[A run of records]
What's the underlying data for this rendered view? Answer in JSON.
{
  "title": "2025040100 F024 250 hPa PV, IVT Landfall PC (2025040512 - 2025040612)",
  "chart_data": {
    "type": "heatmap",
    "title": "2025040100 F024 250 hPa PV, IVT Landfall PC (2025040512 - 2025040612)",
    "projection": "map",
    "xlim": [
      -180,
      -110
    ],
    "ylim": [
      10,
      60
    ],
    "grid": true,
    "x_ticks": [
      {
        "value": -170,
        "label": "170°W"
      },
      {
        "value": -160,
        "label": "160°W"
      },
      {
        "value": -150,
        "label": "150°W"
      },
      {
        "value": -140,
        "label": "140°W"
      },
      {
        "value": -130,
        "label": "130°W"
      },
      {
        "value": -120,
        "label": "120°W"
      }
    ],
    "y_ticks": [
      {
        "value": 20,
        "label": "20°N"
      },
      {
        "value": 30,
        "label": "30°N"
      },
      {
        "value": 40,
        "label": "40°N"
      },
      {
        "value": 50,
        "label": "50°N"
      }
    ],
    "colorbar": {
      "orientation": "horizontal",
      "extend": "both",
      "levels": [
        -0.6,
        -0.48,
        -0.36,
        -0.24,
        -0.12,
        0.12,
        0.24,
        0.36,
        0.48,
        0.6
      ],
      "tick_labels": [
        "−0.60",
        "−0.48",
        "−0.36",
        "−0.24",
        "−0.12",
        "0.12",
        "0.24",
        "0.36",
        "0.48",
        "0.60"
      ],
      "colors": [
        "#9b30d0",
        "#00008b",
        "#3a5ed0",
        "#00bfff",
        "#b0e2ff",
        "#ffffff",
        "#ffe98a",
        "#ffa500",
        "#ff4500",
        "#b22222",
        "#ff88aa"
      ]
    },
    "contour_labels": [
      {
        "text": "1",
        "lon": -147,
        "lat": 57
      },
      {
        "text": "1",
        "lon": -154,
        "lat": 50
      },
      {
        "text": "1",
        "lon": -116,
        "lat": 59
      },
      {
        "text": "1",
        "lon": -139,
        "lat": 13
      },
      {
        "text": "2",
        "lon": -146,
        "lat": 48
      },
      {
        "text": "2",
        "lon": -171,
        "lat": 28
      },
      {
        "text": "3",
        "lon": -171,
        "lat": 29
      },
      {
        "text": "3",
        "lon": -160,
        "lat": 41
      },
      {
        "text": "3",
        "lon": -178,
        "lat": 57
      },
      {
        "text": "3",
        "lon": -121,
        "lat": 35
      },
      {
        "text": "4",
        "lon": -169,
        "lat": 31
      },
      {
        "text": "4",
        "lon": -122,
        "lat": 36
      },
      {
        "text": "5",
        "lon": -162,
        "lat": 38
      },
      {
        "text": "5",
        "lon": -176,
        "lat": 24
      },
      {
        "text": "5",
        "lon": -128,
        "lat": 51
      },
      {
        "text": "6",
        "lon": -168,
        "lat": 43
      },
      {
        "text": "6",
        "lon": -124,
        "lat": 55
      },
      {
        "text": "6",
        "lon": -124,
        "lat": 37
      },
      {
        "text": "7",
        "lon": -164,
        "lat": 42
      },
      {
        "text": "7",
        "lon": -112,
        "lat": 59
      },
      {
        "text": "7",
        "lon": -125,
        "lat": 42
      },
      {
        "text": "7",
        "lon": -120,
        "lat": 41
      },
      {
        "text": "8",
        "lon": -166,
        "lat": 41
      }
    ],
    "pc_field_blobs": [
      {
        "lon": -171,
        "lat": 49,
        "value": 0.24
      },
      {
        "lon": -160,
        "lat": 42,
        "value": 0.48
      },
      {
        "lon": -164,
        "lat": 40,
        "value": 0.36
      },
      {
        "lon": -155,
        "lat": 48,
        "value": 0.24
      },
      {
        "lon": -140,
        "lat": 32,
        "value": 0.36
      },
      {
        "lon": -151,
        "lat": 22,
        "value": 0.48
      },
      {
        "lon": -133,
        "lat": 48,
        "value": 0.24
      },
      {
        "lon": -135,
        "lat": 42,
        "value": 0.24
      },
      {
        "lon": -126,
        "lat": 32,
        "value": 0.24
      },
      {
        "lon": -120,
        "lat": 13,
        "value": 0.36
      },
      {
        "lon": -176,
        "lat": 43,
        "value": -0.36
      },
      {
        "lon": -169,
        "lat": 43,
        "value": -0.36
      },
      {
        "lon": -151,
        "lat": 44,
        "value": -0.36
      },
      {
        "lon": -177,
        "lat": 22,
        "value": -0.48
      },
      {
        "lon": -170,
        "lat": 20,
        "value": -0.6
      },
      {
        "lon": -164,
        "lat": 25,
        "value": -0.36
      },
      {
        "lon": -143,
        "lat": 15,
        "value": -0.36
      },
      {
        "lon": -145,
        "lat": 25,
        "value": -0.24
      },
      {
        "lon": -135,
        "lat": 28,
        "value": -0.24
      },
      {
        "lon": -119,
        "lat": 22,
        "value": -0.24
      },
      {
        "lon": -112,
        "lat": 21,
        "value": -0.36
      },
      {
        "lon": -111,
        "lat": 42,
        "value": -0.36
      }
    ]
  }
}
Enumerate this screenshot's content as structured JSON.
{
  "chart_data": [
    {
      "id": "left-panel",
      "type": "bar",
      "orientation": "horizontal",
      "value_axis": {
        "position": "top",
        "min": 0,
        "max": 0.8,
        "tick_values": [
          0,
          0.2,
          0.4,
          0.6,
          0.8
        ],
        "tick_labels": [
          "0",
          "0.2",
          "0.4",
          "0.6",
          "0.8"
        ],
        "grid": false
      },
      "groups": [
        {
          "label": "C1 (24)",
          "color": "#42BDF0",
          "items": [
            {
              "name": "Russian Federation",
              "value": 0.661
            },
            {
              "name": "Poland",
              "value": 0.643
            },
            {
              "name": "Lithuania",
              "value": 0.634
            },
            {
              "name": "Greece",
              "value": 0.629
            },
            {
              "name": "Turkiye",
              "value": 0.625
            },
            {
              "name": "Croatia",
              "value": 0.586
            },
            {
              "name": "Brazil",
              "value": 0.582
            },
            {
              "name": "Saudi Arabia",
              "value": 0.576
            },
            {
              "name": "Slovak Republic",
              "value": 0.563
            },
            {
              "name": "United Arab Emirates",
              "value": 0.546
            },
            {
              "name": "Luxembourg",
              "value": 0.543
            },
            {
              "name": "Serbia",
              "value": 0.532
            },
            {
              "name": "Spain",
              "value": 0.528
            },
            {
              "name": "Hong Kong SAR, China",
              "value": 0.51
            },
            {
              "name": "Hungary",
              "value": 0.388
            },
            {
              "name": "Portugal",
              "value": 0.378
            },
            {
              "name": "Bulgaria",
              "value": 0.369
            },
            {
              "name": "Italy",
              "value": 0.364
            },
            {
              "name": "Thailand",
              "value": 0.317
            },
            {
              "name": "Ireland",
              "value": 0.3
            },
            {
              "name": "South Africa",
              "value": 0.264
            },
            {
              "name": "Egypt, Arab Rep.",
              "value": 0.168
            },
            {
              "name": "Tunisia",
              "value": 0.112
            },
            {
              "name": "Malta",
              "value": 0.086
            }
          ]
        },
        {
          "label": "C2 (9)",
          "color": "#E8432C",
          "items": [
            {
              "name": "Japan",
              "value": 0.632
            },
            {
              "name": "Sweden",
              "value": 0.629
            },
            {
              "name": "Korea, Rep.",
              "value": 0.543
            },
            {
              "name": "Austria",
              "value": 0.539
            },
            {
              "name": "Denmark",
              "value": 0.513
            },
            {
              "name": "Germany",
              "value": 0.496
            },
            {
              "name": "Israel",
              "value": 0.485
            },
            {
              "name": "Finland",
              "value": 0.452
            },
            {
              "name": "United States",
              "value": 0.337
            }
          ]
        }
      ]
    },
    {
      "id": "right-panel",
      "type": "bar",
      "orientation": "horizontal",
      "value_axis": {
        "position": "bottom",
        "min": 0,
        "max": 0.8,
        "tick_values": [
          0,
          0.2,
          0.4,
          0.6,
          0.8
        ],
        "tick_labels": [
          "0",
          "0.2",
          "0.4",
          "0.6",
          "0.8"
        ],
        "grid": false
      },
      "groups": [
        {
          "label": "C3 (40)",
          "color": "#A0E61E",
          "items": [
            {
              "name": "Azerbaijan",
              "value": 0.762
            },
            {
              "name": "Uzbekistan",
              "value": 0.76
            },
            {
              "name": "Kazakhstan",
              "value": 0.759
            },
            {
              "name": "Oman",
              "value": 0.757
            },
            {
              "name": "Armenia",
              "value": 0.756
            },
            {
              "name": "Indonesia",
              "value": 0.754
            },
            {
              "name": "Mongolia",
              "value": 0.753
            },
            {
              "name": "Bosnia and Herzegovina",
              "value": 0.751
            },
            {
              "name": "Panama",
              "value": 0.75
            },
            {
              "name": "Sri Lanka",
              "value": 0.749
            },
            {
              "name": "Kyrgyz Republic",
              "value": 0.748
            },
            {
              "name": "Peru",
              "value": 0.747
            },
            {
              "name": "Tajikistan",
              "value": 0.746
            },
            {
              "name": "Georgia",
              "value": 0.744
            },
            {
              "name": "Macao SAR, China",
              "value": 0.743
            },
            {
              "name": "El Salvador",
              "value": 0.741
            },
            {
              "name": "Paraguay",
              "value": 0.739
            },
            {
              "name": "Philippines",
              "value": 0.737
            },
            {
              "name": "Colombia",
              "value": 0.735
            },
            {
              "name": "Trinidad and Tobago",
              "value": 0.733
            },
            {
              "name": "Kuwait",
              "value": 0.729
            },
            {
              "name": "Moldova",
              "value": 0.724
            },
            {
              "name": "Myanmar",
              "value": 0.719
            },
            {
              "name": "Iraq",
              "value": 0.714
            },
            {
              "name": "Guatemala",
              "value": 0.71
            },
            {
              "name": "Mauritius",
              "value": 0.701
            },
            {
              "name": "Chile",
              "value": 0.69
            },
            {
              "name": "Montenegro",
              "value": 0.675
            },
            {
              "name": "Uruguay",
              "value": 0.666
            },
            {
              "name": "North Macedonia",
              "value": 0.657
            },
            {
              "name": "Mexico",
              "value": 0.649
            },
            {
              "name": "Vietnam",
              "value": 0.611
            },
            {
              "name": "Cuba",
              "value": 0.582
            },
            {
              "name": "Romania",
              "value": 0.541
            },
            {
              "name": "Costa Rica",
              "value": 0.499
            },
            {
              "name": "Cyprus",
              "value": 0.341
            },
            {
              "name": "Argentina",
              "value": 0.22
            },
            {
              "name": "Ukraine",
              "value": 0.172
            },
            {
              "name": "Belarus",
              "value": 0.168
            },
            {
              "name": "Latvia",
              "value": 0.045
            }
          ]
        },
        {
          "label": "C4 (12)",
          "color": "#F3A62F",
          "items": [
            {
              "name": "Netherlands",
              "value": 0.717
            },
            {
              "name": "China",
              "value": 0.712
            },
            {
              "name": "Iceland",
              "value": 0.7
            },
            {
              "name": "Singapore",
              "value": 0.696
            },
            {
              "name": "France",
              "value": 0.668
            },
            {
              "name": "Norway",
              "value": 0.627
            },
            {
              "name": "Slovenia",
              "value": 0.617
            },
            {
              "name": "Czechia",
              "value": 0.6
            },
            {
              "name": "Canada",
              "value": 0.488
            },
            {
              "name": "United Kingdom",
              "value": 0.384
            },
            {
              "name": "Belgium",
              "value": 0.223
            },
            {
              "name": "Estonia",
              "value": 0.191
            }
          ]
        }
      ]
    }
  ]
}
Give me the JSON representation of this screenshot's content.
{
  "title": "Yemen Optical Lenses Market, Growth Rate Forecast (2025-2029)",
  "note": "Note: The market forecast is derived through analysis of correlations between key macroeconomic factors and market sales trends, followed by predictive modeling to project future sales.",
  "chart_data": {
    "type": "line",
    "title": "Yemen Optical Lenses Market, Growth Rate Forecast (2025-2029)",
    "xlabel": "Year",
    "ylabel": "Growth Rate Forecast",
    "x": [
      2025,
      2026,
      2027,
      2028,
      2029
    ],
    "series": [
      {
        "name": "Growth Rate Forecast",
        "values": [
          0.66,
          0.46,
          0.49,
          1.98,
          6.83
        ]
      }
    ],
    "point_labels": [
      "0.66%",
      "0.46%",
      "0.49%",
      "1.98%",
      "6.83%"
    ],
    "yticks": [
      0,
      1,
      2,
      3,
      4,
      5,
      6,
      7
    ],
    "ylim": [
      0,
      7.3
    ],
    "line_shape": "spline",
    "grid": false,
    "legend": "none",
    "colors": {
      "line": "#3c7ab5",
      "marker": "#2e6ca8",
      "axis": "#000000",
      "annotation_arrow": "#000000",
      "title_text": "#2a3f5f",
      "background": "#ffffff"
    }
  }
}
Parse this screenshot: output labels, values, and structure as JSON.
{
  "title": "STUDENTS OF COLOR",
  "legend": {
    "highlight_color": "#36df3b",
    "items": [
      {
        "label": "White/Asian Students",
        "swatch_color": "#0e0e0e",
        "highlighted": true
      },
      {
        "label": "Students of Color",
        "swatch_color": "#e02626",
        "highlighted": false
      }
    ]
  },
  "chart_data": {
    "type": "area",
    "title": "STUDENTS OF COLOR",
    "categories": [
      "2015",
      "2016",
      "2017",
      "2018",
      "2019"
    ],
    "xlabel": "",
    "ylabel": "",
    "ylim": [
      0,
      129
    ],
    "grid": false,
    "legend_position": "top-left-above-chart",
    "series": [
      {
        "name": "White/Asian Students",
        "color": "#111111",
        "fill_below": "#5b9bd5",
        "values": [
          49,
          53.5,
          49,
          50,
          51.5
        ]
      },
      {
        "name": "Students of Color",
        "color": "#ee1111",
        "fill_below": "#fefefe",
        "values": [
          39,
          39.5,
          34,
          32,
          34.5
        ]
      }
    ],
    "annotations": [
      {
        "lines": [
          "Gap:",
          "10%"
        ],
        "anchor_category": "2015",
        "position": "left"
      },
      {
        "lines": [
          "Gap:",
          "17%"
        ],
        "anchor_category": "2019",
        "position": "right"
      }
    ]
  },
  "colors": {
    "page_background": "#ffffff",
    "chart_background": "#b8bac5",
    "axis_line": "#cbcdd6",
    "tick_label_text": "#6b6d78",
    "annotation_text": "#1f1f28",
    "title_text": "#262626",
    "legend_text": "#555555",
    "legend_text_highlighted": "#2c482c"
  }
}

■ **JOB**
Say how many lines in the records above hold "left", and give no other text.

■ **CORRECT RESULT**
3